──────── LISTING ────────

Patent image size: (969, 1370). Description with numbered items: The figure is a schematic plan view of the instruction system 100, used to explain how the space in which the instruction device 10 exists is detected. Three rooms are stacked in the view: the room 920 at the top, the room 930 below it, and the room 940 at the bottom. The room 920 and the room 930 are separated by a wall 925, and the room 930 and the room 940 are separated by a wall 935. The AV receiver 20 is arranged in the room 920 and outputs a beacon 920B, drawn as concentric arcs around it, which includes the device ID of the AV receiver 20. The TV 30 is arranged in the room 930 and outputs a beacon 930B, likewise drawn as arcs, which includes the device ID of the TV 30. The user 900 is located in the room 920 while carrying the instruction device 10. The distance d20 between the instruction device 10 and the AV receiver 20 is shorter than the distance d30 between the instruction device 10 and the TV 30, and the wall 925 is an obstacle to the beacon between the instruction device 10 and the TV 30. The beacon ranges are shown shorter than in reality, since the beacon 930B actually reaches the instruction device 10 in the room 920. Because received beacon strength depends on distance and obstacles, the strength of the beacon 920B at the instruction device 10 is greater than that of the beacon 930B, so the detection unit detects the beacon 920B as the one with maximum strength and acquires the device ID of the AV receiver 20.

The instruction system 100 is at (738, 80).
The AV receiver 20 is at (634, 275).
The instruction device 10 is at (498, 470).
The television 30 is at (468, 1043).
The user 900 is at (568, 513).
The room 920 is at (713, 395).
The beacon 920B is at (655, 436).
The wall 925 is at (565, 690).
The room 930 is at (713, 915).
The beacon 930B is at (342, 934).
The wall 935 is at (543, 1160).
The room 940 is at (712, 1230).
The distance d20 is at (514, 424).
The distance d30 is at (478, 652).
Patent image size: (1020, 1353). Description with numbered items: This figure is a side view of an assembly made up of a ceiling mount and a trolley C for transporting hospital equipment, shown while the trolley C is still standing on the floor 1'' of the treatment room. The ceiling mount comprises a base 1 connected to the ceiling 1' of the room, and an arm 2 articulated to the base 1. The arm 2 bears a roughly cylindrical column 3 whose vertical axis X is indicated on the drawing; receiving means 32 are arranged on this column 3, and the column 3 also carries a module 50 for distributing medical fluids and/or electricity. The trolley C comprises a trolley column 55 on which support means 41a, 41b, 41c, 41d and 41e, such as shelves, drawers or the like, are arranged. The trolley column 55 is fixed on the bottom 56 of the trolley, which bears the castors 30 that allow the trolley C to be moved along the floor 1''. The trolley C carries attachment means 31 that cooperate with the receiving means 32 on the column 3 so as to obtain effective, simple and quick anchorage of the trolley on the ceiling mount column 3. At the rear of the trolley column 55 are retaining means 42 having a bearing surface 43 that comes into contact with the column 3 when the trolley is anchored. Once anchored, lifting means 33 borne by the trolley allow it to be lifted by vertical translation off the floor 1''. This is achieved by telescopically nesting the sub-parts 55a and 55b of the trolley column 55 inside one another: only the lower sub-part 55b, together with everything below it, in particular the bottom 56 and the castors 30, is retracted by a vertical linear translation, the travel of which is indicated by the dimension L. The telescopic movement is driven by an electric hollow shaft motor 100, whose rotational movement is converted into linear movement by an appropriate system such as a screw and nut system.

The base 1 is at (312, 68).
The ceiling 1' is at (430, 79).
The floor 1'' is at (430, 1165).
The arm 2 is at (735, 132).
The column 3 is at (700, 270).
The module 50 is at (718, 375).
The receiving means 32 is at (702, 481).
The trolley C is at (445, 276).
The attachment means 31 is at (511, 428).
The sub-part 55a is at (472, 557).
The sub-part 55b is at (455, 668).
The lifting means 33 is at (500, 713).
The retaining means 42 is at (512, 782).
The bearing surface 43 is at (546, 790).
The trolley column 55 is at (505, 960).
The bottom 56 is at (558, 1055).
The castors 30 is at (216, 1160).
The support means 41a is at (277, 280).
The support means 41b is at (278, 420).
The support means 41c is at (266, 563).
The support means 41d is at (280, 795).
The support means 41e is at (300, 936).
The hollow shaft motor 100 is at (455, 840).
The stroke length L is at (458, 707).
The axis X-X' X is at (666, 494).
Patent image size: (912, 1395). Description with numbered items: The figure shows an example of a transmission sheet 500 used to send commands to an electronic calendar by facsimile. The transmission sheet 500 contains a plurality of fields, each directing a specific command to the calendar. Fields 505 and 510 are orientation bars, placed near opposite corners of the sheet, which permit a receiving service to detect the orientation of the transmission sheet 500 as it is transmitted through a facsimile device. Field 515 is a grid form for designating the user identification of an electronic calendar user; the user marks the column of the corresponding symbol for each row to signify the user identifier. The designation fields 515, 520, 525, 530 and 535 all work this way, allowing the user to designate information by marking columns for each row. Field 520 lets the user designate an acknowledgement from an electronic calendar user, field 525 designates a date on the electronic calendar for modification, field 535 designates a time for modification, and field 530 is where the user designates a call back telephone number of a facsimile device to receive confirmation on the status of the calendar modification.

────────

SET PROBLEM: Turn every line of these records into a single numbered list, leaving out the blank lines.

ANSWER TO THE TASK:
1. Patent image size: (969, 1370). Description with numbered items: The figure is a schematic plan view of the instruction system 100, used to explain how the space in which the instruction device 10 exists is detected. Three rooms are stacked in the view: the room 920 at the top, the room 930 below it, and the room 940 at the bottom. The room 920 and the room 930 are separated by a wall 925, and the room 930 and the room 940 are separated by a wall 935. The AV receiver 20 is arranged in the room 920 and outputs a beacon 920B, drawn as concentric arcs around it, which includes the device ID of the AV receiver 20. The TV 30 is arranged in the room 930 and outputs a beacon 930B, likewise drawn as arcs, which includes the device ID of the TV 30. The user 900 is located in the room 920 while carrying the instruction device 10. The distance d20 between the instruction device 10 and the AV receiver 20 is shorter than the distance d30 between the instruction device 10 and the TV 30, and the wall 925 is an obstacle to the beacon between the instruction device 10 and the TV 30. The beacon ranges are shown shorter than in reality, since the beacon 930B actually reaches the instruction device 10 in the room 920. Because received beacon strength depends on distance and obstacles, the strength of the beacon 920B at the instruction device 10 is greater than that of the beacon 930B, so the detection unit detects the beacon 920B as the one with maximum strength and acquires the device ID of the AV receiver 20.
2. The instruction system 100 is at (738, 80).
3. The AV receiver 20 is at (634, 275).
4. The instruction device 10 is at (498, 470).
5. The television 30 is at (468, 1043).
6. The user 900 is at (568, 513).
7. The room 920 is at (713, 395).
8. The beacon 920B is at (655, 436).
9. The wall 925 is at (565, 690).
10. The room 930 is at (713, 915).
11. The beacon 930B is at (342, 934).
12. The wall 935 is at (543, 1160).
13. The room 940 is at (712, 1230).
14. The distance d20 is at (514, 424).
15. The distance d30 is at (478, 652).
16. Patent image size: (1020, 1353). Description with numbered items: This figure is a side view of an assembly made up of a ceiling mount and a trolley C for transporting hospital equipment, shown while the trolley C is still standing on the floor 1'' of the treatment room. The ceiling mount comprises a base 1 connected to the ceiling 1' of the room, and an arm 2 articulated to the base 1. The arm 2 bears a roughly cylindrical column 3 whose vertical axis X is indicated on the drawing; receiving means 32 are arranged on this column 3, and the column 3 also carries a module 50 for distributing medical fluids and/or electricity. The trolley C comprises a trolley column 55 on which support means 41a, 41b, 41c, 41d and 41e, such as shelves, drawers or the like, are arranged. The trolley column 55 is fixed on the bottom 56 of the trolley, which bears the castors 30 that allow the trolley C to be moved along the floor 1''. The trolley C carries attachment means 31 that cooperate with the receiving means 32 on the column 3 so as to obtain effective, simple and quick anchorage of the trolley on the ceiling mount column 3. At the rear of the trolley column 55 are retaining means 42 having a bearing surface 43 that comes into contact with the column 3 when the trolley is anchored. Once anchored, lifting means 33 borne by the trolley allow it to be lifted by vertical translation off the floor 1''. This is achieved by telescopically nesting the sub-parts 55a and 55b of the trolley column 55 inside one another: only the lower sub-part 55b, together with everything below it, in particular the bottom 56 and the castors 30, is retracted by a vertical linear translation, the travel of which is indicated by the dimension L. The telescopic movement is driven by an electric hollow shaft motor 100, whose rotational movement is converted into linear movement by an appropriate system such as a screw and nut system.
17. The base 1 is at (312, 68).
18. The ceiling 1' is at (430, 79).
19. The floor 1'' is at (430, 1165).
20. The arm 2 is at (735, 132).
21. The column 3 is at (700, 270).
22. The module 50 is at (718, 375).
23. The receiving means 32 is at (702, 481).
24. The trolley C is at (445, 276).
25. The attachment means 31 is at (511, 428).
26. The sub-part 55a is at (472, 557).
27. The sub-part 55b is at (455, 668).
28. The lifting means 33 is at (500, 713).
29. The retaining means 42 is at (512, 782).
30. The bearing surface 43 is at (546, 790).
31. The trolley column 55 is at (505, 960).
32. The bottom 56 is at (558, 1055).
33. The castors 30 is at (216, 1160).
34. The support means 41a is at (277, 280).
35. The support means 41b is at (278, 420).
36. The support means 41c is at (266, 563).
37. The support means 41d is at (280, 795).
38. The support means 41e is at (300, 936).
39. The hollow shaft motor 100 is at (455, 840).
40. The stroke length L is at (458, 707).
41. The axis X-X' X is at (666, 494).
42. Patent image size: (912, 1395). Description with numbered items: The figure shows an example of a transmission sheet 500 used to send commands to an electronic calendar by facsimile. The transmission sheet 500 contains a plurality of fields, each directing a specific command to the calendar. Fields 505 and 510 are orientation bars, placed near opposite corners of the sheet, which permit a receiving service to detect the orientation of the transmission sheet 500 as it is transmitted through a facsimile device. Field 515 is a grid form for designating the user identification of an electronic calendar user; the user marks the column of the corresponding symbol for each row to signify the user identifier. The designation fields 515, 520, 525, 530 and 535 all work this way, allowing the user to designate information by marking columns for each row. Field 520 lets the user designate an acknowledgement from an electronic calendar user, field 525 designates a date on the electronic calendar for modification, field 535 designates a time for modification, and field 530 is where the user designates a call back telephone number of a facsimile device to receive confirmation on the status of the calendar modification.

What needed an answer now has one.